WHAT IS ASKED:
Return the records exactly as they are.

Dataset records

_ _ _ _ _

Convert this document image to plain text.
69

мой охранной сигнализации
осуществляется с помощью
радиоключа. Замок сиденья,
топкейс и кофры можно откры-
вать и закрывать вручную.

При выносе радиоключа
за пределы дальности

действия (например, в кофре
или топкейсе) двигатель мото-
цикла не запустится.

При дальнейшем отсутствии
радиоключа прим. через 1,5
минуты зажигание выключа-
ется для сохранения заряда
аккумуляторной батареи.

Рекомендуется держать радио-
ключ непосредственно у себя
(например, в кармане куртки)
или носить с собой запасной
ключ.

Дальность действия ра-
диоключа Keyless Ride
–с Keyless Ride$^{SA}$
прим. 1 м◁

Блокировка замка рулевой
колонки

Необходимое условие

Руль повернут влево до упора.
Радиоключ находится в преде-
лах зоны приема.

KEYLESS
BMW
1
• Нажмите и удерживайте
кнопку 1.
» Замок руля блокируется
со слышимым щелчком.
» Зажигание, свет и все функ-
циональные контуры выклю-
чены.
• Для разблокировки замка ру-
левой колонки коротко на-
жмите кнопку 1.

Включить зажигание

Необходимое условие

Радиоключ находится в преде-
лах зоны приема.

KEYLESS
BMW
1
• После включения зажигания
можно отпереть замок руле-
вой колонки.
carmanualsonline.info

_ _ _ _ _

TASK OUTPUT:
Convert this document image to plain text.
69

мой охранной сигнализации
осуществляется с помощью
радиоключа. Замок сиденья,
топкейс и кофры можно откры-
вать и закрывать вручную.

При выносе радиоключа
за пределы дальности

действия (например, в кофре
или топкейсе) двигатель мото-
цикла не запустится.

При дальнейшем отсутствии
радиоключа прим. через 1,5
минуты зажигание выключа-
ется для сохранения заряда
аккумуляторной батареи.

Рекомендуется держать радио-
ключ непосредственно у себя
(например, в кармане куртки)
или носить с собой запасной
ключ.

Дальность действия ра-
диоключа Keyless Ride
–с Keyless Ride$^{SA}$
прим. 1 м◁

Блокировка замка рулевой
колонки

Необходимое условие

Руль повернут влево до упора.
Радиоключ находится в преде-
лах зоны приема.

KEYLESS
BMW
1
• Нажмите и удерживайте
кнопку 1.
» Замок руля блокируется
со слышимым щелчком.
» Зажигание, свет и все функ-
циональные контуры выклю-
чены.
• Для разблокировки замка ру-
левой колонки коротко на-
жмите кнопку 1.

Включить зажигание

Необходимое условие

Радиоключ находится в преде-
лах зоны приема.

KEYLESS
BMW
1
• После включения зажигания
можно отпереть замок руле-
вой колонки.
carmanualsonline.info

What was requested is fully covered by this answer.